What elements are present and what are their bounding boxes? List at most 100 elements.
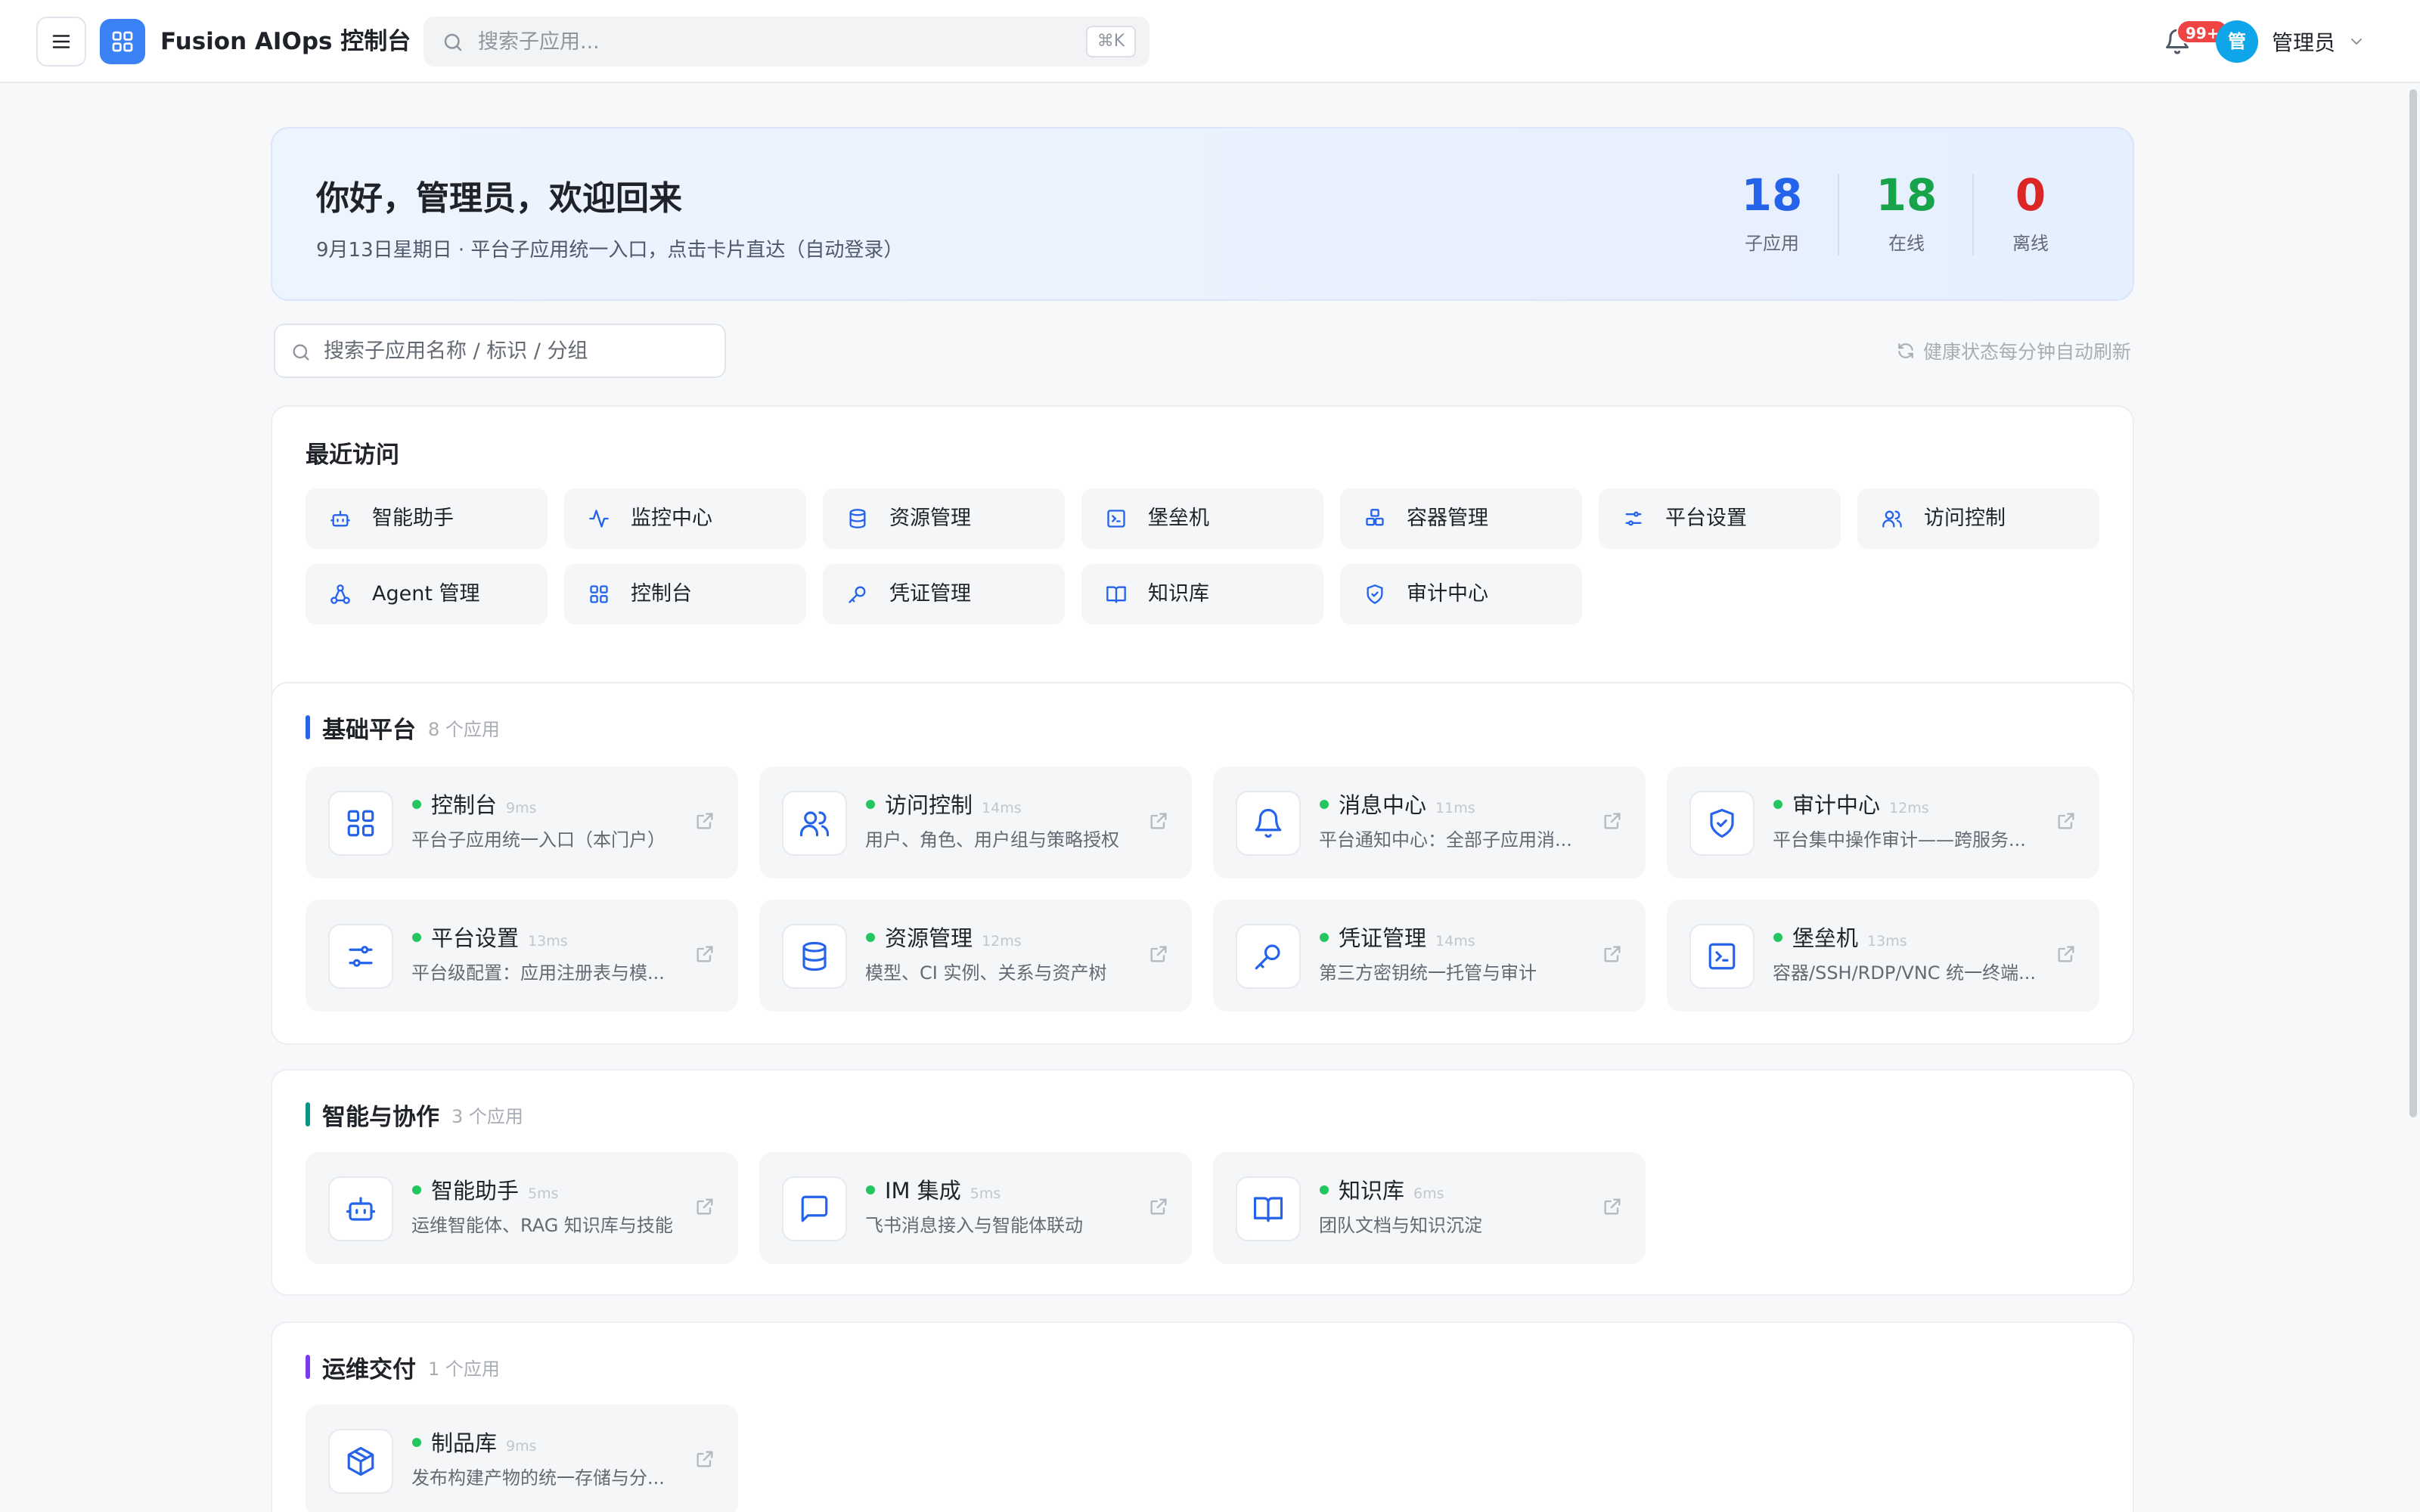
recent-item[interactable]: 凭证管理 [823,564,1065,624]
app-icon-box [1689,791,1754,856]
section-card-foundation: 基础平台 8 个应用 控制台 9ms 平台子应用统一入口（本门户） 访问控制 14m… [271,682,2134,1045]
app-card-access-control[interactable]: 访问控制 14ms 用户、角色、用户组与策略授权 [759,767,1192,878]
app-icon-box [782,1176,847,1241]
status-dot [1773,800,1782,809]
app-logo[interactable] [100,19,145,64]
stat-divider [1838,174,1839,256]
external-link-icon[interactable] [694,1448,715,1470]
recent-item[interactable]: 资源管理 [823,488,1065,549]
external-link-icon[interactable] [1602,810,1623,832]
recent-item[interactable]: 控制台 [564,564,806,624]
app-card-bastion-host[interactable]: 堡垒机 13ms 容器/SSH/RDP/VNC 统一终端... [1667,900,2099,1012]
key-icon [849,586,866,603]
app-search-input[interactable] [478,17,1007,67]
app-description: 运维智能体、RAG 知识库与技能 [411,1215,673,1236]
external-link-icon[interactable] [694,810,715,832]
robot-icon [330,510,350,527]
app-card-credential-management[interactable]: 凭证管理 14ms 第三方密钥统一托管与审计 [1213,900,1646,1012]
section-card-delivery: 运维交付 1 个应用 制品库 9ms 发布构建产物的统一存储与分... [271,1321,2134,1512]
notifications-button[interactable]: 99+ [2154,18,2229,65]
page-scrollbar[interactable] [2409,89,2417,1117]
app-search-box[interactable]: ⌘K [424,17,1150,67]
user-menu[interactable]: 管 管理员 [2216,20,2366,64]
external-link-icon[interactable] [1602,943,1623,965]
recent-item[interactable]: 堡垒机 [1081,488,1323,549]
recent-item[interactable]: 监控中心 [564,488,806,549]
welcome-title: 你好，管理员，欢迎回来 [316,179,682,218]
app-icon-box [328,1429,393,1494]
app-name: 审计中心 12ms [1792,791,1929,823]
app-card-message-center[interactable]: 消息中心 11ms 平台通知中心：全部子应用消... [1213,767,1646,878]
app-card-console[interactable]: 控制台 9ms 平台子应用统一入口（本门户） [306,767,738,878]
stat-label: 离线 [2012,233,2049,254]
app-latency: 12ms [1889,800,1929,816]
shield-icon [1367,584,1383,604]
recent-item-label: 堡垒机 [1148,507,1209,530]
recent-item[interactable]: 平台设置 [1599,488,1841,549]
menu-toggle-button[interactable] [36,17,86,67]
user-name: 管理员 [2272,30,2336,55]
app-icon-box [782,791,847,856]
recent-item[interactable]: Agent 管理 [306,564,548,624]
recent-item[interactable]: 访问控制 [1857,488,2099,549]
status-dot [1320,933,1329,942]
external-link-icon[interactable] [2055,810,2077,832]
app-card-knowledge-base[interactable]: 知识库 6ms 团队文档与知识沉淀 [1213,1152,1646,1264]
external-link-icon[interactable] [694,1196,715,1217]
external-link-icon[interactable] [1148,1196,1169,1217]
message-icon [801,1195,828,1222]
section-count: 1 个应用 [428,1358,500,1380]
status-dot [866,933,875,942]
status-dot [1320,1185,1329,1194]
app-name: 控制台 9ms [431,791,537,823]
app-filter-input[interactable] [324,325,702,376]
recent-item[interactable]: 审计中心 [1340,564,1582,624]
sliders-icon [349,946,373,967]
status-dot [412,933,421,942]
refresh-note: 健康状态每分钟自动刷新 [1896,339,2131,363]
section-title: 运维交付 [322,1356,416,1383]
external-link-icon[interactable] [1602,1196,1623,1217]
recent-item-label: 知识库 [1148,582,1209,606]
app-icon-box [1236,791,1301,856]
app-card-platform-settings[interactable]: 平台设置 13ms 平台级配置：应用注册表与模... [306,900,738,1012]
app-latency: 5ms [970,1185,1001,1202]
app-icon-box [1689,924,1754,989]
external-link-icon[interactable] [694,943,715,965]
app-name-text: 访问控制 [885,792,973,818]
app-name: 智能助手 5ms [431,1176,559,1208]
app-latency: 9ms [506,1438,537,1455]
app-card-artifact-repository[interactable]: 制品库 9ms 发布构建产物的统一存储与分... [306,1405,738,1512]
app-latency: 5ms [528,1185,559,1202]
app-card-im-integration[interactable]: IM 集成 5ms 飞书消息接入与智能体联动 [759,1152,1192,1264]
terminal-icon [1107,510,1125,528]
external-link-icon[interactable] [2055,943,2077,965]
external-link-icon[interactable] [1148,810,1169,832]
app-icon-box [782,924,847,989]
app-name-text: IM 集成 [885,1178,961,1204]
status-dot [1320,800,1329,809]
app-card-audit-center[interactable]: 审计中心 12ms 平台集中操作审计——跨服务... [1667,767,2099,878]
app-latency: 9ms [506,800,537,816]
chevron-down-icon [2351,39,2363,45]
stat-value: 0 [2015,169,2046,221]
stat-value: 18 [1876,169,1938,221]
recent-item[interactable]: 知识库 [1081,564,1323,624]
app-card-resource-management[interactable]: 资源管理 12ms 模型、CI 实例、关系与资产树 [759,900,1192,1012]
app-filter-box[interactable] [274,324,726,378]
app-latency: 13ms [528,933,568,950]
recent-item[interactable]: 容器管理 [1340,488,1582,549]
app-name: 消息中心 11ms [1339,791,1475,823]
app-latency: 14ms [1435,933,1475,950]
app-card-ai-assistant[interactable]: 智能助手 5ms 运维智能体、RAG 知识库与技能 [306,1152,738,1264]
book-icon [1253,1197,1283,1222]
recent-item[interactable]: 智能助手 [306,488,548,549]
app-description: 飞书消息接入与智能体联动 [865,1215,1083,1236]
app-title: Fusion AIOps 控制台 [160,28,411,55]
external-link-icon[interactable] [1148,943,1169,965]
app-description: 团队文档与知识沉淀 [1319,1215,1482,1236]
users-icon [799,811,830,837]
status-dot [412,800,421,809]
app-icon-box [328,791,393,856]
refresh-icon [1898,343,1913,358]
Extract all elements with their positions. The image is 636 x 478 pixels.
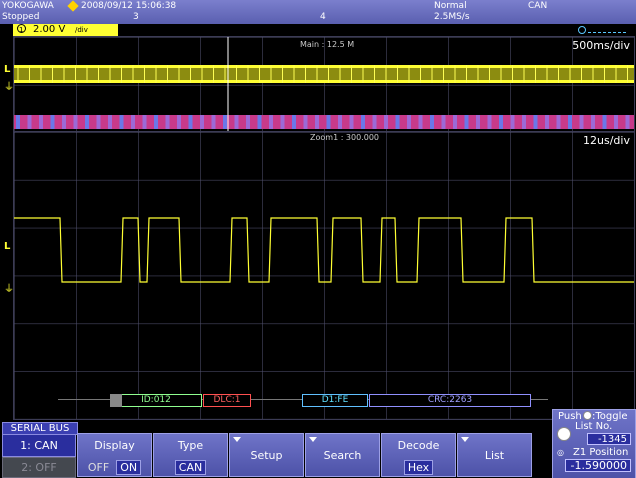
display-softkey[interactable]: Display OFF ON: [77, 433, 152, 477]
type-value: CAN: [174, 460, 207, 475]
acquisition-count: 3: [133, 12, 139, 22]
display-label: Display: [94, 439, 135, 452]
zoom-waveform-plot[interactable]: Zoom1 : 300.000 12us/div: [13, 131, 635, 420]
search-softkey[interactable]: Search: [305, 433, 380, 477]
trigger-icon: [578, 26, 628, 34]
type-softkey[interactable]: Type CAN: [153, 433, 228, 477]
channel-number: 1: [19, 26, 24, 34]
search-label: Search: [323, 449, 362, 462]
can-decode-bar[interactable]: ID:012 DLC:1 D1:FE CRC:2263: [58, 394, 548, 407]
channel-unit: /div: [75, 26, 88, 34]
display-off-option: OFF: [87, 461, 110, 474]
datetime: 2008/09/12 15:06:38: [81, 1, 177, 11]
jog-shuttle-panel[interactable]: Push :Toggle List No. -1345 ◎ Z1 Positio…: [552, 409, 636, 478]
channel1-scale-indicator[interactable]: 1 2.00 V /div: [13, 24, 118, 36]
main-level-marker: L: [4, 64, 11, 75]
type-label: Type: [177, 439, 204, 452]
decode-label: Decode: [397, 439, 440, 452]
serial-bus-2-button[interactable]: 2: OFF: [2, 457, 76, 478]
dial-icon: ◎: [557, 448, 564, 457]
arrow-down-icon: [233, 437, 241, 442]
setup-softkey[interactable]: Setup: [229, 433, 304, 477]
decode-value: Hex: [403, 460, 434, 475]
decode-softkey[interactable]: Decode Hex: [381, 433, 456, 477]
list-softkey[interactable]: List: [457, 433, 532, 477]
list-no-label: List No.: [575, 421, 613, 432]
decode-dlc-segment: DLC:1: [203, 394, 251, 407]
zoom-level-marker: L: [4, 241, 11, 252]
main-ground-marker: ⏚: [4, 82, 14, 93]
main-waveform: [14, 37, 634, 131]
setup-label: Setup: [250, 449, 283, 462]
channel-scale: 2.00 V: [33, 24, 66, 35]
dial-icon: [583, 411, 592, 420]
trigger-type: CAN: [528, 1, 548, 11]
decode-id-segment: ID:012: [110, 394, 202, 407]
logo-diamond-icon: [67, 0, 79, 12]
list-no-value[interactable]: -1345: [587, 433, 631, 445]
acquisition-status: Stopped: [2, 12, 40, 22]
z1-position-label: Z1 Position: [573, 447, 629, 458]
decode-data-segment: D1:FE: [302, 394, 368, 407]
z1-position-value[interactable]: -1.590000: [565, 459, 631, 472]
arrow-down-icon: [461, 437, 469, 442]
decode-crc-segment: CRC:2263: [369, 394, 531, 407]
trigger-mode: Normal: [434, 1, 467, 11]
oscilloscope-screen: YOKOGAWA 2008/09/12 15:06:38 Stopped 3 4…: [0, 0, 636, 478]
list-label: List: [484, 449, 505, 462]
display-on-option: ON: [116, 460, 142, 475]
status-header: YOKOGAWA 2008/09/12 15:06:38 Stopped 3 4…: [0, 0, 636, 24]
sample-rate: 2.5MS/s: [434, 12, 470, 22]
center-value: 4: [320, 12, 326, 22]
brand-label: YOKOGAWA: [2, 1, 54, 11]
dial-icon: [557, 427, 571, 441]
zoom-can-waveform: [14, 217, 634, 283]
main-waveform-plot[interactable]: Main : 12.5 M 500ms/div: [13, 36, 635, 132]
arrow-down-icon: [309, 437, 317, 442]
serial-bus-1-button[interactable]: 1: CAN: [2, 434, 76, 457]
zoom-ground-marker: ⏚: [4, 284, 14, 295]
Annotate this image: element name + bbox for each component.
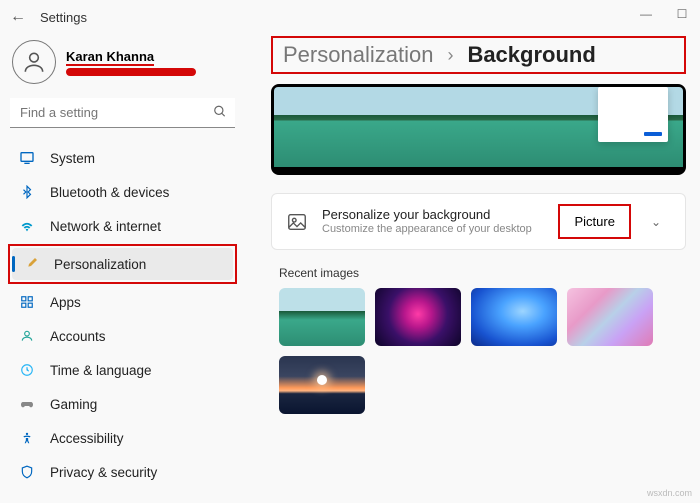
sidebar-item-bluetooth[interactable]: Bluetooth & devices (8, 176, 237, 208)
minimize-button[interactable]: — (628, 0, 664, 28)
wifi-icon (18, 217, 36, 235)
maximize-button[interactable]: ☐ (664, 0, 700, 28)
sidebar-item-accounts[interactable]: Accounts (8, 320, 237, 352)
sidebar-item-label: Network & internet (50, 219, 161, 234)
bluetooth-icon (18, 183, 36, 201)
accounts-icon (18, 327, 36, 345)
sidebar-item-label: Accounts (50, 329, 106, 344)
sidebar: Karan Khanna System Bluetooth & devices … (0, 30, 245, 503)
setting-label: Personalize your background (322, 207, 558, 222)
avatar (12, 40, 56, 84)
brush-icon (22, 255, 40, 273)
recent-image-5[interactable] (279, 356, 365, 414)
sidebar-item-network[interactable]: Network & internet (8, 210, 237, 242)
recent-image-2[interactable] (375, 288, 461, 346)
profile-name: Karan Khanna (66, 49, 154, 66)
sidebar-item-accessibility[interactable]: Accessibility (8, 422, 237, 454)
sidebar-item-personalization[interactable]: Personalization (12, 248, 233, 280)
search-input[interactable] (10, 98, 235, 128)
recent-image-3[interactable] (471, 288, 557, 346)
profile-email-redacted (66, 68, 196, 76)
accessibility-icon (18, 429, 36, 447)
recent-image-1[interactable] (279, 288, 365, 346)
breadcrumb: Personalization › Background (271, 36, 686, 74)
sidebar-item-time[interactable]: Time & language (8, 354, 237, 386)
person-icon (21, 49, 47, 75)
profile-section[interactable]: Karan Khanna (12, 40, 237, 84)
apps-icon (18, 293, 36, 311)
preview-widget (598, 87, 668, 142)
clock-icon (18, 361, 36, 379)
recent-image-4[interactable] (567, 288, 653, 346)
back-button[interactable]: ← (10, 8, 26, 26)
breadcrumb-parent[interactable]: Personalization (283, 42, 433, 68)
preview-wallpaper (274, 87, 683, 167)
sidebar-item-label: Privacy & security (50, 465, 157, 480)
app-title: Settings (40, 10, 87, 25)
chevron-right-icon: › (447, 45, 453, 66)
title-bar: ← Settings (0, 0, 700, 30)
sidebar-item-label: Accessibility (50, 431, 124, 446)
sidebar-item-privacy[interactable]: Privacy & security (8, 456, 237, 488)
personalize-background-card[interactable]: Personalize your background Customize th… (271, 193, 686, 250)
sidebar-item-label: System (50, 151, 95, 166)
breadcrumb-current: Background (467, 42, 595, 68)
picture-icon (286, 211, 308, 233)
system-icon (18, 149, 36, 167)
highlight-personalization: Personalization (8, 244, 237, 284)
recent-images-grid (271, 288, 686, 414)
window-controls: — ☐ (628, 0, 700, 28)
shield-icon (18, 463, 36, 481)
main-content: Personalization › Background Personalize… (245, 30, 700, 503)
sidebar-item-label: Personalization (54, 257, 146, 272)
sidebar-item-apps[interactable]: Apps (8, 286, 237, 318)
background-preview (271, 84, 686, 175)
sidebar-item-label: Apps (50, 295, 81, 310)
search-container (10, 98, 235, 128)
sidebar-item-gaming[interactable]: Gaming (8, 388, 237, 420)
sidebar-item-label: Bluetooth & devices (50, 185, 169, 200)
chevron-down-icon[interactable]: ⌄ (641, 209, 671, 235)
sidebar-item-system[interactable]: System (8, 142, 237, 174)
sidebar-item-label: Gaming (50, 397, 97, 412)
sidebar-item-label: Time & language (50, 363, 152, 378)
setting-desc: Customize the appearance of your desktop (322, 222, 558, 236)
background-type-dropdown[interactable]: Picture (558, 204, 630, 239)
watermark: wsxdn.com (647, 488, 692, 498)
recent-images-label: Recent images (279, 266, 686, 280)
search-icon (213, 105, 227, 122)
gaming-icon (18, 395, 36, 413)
━━━━━━━━━━━━━━━━━━━━━━━━━━━━━━
[Task requirements] Copy out, unchanged, every line from the one containing "recent-item[interactable]: 凭证管理 [823,564,1065,624]" through the one containing "recent-item[interactable]: 平台设置 [1599,488,1841,549]", including both of those lines.

[Final answer]
recent-item[interactable]: 凭证管理 [823,564,1065,624]
app-icon-box [1689,791,1754,856]
section-card-foundation: 基础平台 8 个应用 控制台 9ms 平台子应用统一入口（本门户） 访问控制 14m… [271,682,2134,1045]
app-card-access-control[interactable]: 访问控制 14ms 用户、角色、用户组与策略授权 [759,767,1192,878]
app-icon-box [782,1176,847,1241]
status-dot [1773,800,1782,809]
app-logo[interactable] [100,19,145,64]
stat-divider [1838,174,1839,256]
external-link-icon[interactable] [694,1448,715,1470]
recent-item[interactable]: 资源管理 [823,488,1065,549]
external-link-icon[interactable] [1602,810,1623,832]
recent-item[interactable]: 控制台 [564,564,806,624]
app-card-bastion-host[interactable]: 堡垒机 13ms 容器/SSH/RDP/VNC 统一终端... [1667,900,2099,1012]
key-icon [849,586,866,603]
app-search-input[interactable] [478,17,1007,67]
app-description: 运维智能体、RAG 知识库与技能 [411,1215,673,1236]
external-link-icon[interactable] [694,810,715,832]
robot-icon [330,510,350,527]
app-card-credential-management[interactable]: 凭证管理 14ms 第三方密钥统一托管与审计 [1213,900,1646,1012]
section-card-delivery: 运维交付 1 个应用 制品库 9ms 发布构建产物的统一存储与分... [271,1321,2134,1512]
notifications-button[interactable]: 99+ [2154,18,2229,65]
page-scrollbar[interactable] [2409,89,2417,1117]
app-search-box[interactable]: ⌘K [424,17,1150,67]
user-menu[interactable]: 管 管理员 [2216,20,2366,64]
external-link-icon[interactable] [1602,943,1623,965]
recent-item[interactable]: 堡垒机 [1081,488,1323,549]
recent-item[interactable]: 监控中心 [564,488,806,549]
welcome-title: 你好，管理员，欢迎回来 [316,179,682,218]
app-icon-box [328,1429,393,1494]
app-name: 审计中心 12ms [1792,791,1929,823]
app-card-message-center[interactable]: 消息中心 11ms 平台通知中心：全部子应用消... [1213,767,1646,878]
app-card-console[interactable]: 控制台 9ms 平台子应用统一入口（本门户） [306,767,738,878]
stat-label: 离线 [2012,233,2049,254]
app-latency: 12ms [1889,800,1929,816]
shield-icon [1367,584,1383,604]
recent-item-label: 堡垒机 [1148,507,1209,530]
recent-item[interactable]: 平台设置 [1599,488,1841,549]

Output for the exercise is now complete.